» **DESCRIPTION OF THE TASK**
For this exercise, repeat all of the material verbatim apart from its images.

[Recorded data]
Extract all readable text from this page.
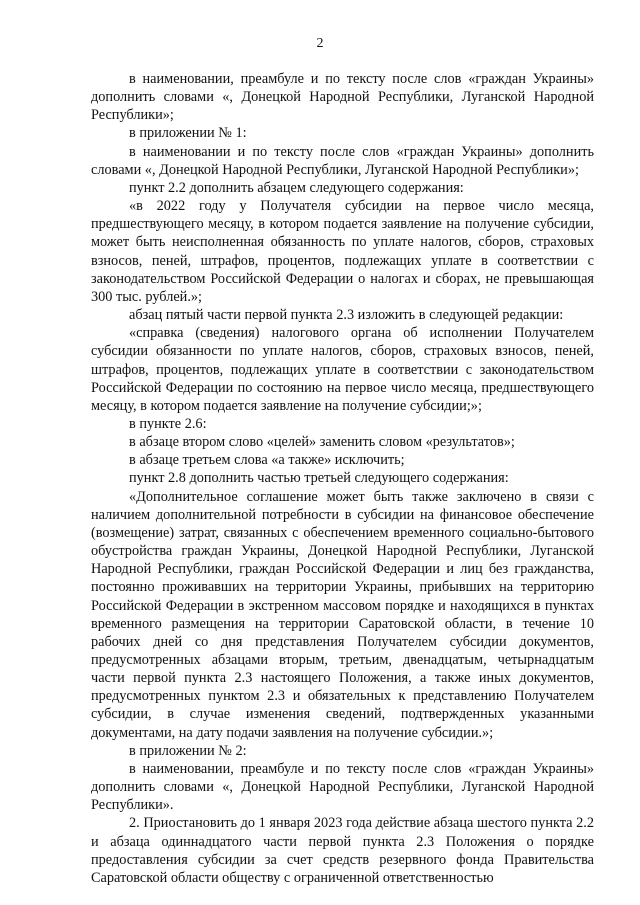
2

в наименовании, преамбуле и по тексту после слов «граждан Украины» дополнить словами «, Донецкой Народной Республики, Луганской Народной Республики»;

в приложении № 1:

в наименовании и по тексту после слов «граждан Украины» дополнить словами «, Донецкой Народной Республики, Луганской Народной Республики»;

пункт 2.2 дополнить абзацем следующего содержания:

«в 2022 году у Получателя субсидии на первое число месяца, предшествующего месяцу, в котором подается заявление на получение субсидии, может быть неисполненная обязанность по уплате налогов, сборов, страховых взносов, пеней, штрафов, процентов, подлежащих уплате в соответствии с законодательством Российской Федерации о налогах и сборах, не превышающая 300 тыс. рублей.»;

абзац пятый части первой пункта 2.3 изложить в следующей редакции:

«справка (сведения) налогового органа об исполнении Получателем субсидии обязанности по уплате налогов, сборов, страховых взносов, пеней, штрафов, процентов, подлежащих уплате в соответствии с законодательством Российской Федерации по состоянию на первое число месяца, предшествующего месяцу, в котором подается заявление на получение субсидии;»;

в пункте 2.6:

в абзаце втором слово «целей» заменить словом «результатов»;

в абзаце третьем слова «а также» исключить;

пункт 2.8 дополнить частью третьей следующего содержания:

«Дополнительное соглашение может быть также заключено в связи с наличием дополнительной потребности в субсидии на финансовое обеспечение (возмещение) затрат, связанных с обеспечением временного социально-бытового обустройства граждан Украины, Донецкой Народной Республики, Луганской Народной Республики, граждан Российской Федерации и лиц без гражданства, постоянно проживавших на территории Украины, прибывших на территорию Российской Федерации в экстренном массовом порядке и находящихся в пунктах временного размещения на территории Саратовской области, в течение 10 рабочих дней со дня представления Получателем субсидии документов, предусмотренных абзацами вторым, третьим, двенадцатым, четырнадцатым части первой пункта 2.3 настоящего Положения, а также иных документов, предусмотренных пунктом 2.3 и обязательных к представлению Получателем субсидии, в случае изменения сведений, подтвержденных указанными документами, на дату подачи заявления на получение субсидии.»;

в приложении № 2:

в наименовании, преамбуле и по тексту после слов «граждан Украины» дополнить словами «, Донецкой Народной Республики, Луганской Народной Республики».

2. Приостановить до 1 января 2023 года действие абзаца шестого пункта 2.2 и абзаца одиннадцатого части первой пункта 2.3 Положения о порядке предоставления субсидии за счет средств резервного фонда Правительства Саратовской области обществу с ограниченной ответственностью
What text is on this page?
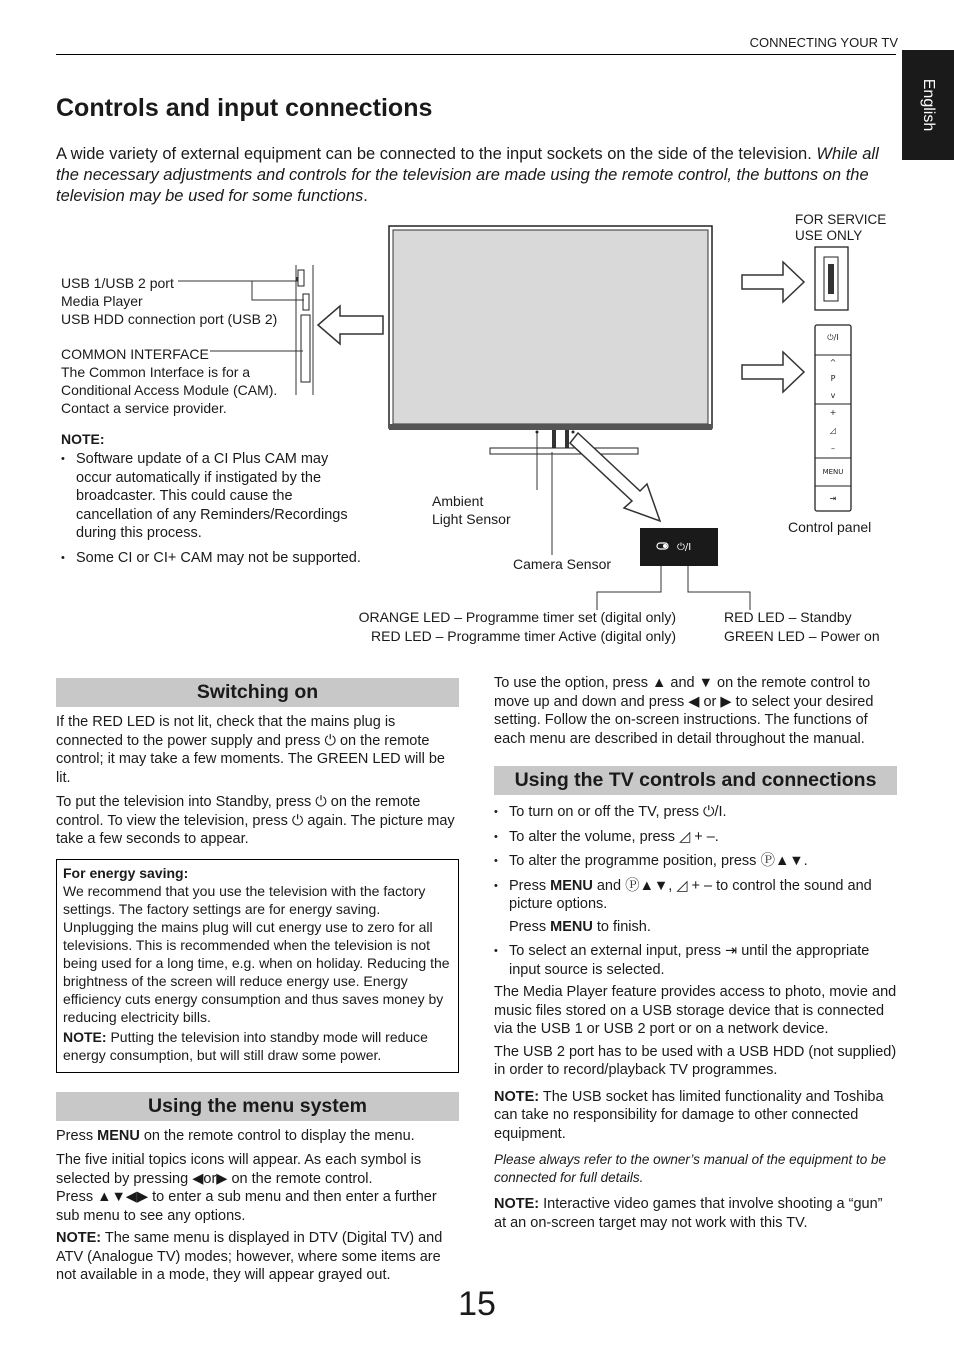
CONNECTING YOUR TV
English
Controls and input connections
A wide variety of external equipment can be connected to the input sockets on the side of the television. While all the necessary adjustments and controls for the television are made using the remote control, the buttons on the television may be used for some functions.
⏻/I
USB 1/USB 2 port
Media Player
USB HDD connection port (USB 2)
COMMON INTERFACE
The Common Interface is for a
Conditional Access Module (CAM).
Contact a service provider.
NOTE:
• Software update of a CI Plus CAM may occur automatically if instigated by the broadcaster. This could cause the cancellation of any Reminders/Recordings during this process.
• Some CI or CI+ CAM may not be supported.
FOR SERVICE
USE ONLY
Ambient
Light Sensor
Camera Sensor
Control panel
ORANGE LED – Programme timer set (digital only)
RED LED – Programme timer Active (digital only)
RED LED – Standby
GREEN LED – Power on
⏻/I
^
P
v
+
◿
–
MENU
⇥
Switching on
If the RED LED is not lit, check that the mains plug is connected to the power supply and press ⏻ on the remote control; it may take a few moments. The GREEN LED will be lit.
To put the television into Standby, press ⏻ on the remote control. To view the television, press ⏻ again. The picture may take a few seconds to appear.
For energy saving:
We recommend that you use the television with the factory settings. The factory settings are for energy saving. Unplugging the mains plug will cut energy use to zero for all televisions. This is recommended when the television is not being used for a long time, e.g. when on holiday. Reducing the brightness of the screen will reduce energy use. Energy efficiency cuts energy consumption and thus saves money by reducing electricity bills.
NOTE: Putting the television into standby mode will reduce energy consumption, but will still draw some power.
Using the menu system
Press MENU on the remote control to display the menu.
The five initial topics icons will appear. As each symbol is selected by pressing ◀or▶ on the remote control.
Press ▲▼◀▶ to enter a sub menu and then enter a further sub menu to see any options.
NOTE: The same menu is displayed in DTV (Digital TV) and ATV (Analogue TV) modes; however, where some items are not available in a mode, they will appear grayed out.
To use the option, press ▲ and ▼ on the remote control to move up and down and press ◀ or ▶ to select your desired setting. Follow the on-screen instructions. The functions of each menu are described in detail throughout the manual.
Using the TV controls and connections
• To turn on or off the TV, press ⏻/I.
• To alter the volume, press ◿ + –.
• To alter the programme position, press Ⓟ▲▼.
• Press MENU and Ⓟ▲▼, ◿ + – to control the sound and picture options.
Press MENU to finish.
• To select an external input, press ⇥ until the appropriate input source is selected.
The Media Player feature provides access to photo, movie and music files stored on a USB storage device that is connected via the USB 1 or USB 2 port or on a network device.
The USB 2 port has to be used with a USB HDD (not supplied) in order to record/playback TV programmes.
NOTE: The USB socket has limited functionality and Toshiba can take no responsibility for damage to other connected equipment.
Please always refer to the owner’s manual of the equipment to be connected for full details.
NOTE: Interactive video games that involve shooting a “gun” at an on-screen target may not work with this TV.
15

» **ANSWER TO THIS EXERCISE**
Extract all readable text from this page.
2

в наименовании, преамбуле и по тексту после слов «граждан Украины» дополнить словами «, Донецкой Народной Республики, Луганской Народной Республики»;

в приложении № 1:

в наименовании и по тексту после слов «граждан Украины» дополнить словами «, Донецкой Народной Республики, Луганской Народной Республики»;

пункт 2.2 дополнить абзацем следующего содержания:

«в 2022 году у Получателя субсидии на первое число месяца, предшествующего месяцу, в котором подается заявление на получение субсидии, может быть неисполненная обязанность по уплате налогов, сборов, страховых взносов, пеней, штрафов, процентов, подлежащих уплате в соответствии с законодательством Российской Федерации о налогах и сборах, не превышающая 300 тыс. рублей.»;

абзац пятый части первой пункта 2.3 изложить в следующей редакции:

«справка (сведения) налогового органа об исполнении Получателем субсидии обязанности по уплате налогов, сборов, страховых взносов, пеней, штрафов, процентов, подлежащих уплате в соответствии с законодательством Российской Федерации по состоянию на первое число месяца, предшествующего месяцу, в котором подается заявление на получение субсидии;»;

в пункте 2.6:

в абзаце втором слово «целей» заменить словом «результатов»;

в абзаце третьем слова «а также» исключить;

пункт 2.8 дополнить частью третьей следующего содержания:

«Дополнительное соглашение может быть также заключено в связи с наличием дополнительной потребности в субсидии на финансовое обеспечение (возмещение) затрат, связанных с обеспечением временного социально-бытового обустройства граждан Украины, Донецкой Народной Республики, Луганской Народной Республики, граждан Российской Федерации и лиц без гражданства, постоянно проживавших на территории Украины, прибывших на территорию Российской Федерации в экстренном массовом порядке и находящихся в пунктах временного размещения на территории Саратовской области, в течение 10 рабочих дней со дня представления Получателем субсидии документов, предусмотренных абзацами вторым, третьим, двенадцатым, четырнадцатым части первой пункта 2.3 настоящего Положения, а также иных документов, предусмотренных пунктом 2.3 и обязательных к представлению Получателем субсидии, в случае изменения сведений, подтвержденных указанными документами, на дату подачи заявления на получение субсидии.»;

в приложении № 2:

в наименовании, преамбуле и по тексту после слов «граждан Украины» дополнить словами «, Донецкой Народной Республики, Луганской Народной Республики».

2. Приостановить до 1 января 2023 года действие абзаца шестого пункта 2.2 и абзаца одиннадцатого части первой пункта 2.3 Положения о порядке предоставления субсидии за счет средств резервного фонда Правительства Саратовской области обществу с ограниченной ответственностью
What text is on this page?
CONNECTING YOUR TV
English
Controls and input connections
A wide variety of external equipment can be connected to the input sockets on the side of the television. While all the necessary adjustments and controls for the television are made using the remote control, the buttons on the television may be used for some functions.
⏻/I
USB 1/USB 2 port
Media Player
USB HDD connection port (USB 2)
COMMON INTERFACE
The Common Interface is for a
Conditional Access Module (CAM).
Contact a service provider.
NOTE:
• Software update of a CI Plus CAM may occur automatically if instigated by the broadcaster. This could cause the cancellation of any Reminders/Recordings during this process.
• Some CI or CI+ CAM may not be supported.
FOR SERVICE
USE ONLY
Ambient
Light Sensor
Camera Sensor
Control panel
ORANGE LED – Programme timer set (digital only)
RED LED – Programme timer Active (digital only)
RED LED – Standby
GREEN LED – Power on
⏻/I
^
P
v
+
◿
–
MENU
⇥
Switching on
If the RED LED is not lit, check that the mains plug is connected to the power supply and press ⏻ on the remote control; it may take a few moments. The GREEN LED will be lit.
To put the television into Standby, press ⏻ on the remote control. To view the television, press ⏻ again. The picture may take a few seconds to appear.
For energy saving:
We recommend that you use the television with the factory settings. The factory settings are for energy saving. Unplugging the mains plug will cut energy use to zero for all televisions. This is recommended when the television is not being used for a long time, e.g. when on holiday. Reducing the brightness of the screen will reduce energy use. Energy efficiency cuts energy consumption and thus saves money by reducing electricity bills.
NOTE: Putting the television into standby mode will reduce energy consumption, but will still draw some power.
Using the menu system
Press MENU on the remote control to display the menu.
The five initial topics icons will appear. As each symbol is selected by pressing ◀or▶ on the remote control.
Press ▲▼◀▶ to enter a sub menu and then enter a further sub menu to see any options.
NOTE: The same menu is displayed in DTV (Digital TV) and ATV (Analogue TV) modes; however, where some items are not available in a mode, they will appear grayed out.
To use the option, press ▲ and ▼ on the remote control to move up and down and press ◀ or ▶ to select your desired setting. Follow the on-screen instructions. The functions of each menu are described in detail throughout the manual.
Using the TV controls and connections
• To turn on or off the TV, press ⏻/I.
• To alter the volume, press ◿ + –.
• To alter the programme position, press Ⓟ▲▼.
• Press MENU and Ⓟ▲▼, ◿ + – to control the sound and picture options.
Press MENU to finish.
• To select an external input, press ⇥ until the appropriate input source is selected.
The Media Player feature provides access to photo, movie and music files stored on a USB storage device that is connected via the USB 1 or USB 2 port or on a network device.
The USB 2 port has to be used with a USB HDD (not supplied) in order to record/playback TV programmes.
NOTE: The USB socket has limited functionality and Toshiba can take no responsibility for damage to other connected equipment.
Please always refer to the owner’s manual of the equipment to be connected for full details.
NOTE: Interactive video games that involve shooting a “gun” at an on-screen target may not work with this TV.
15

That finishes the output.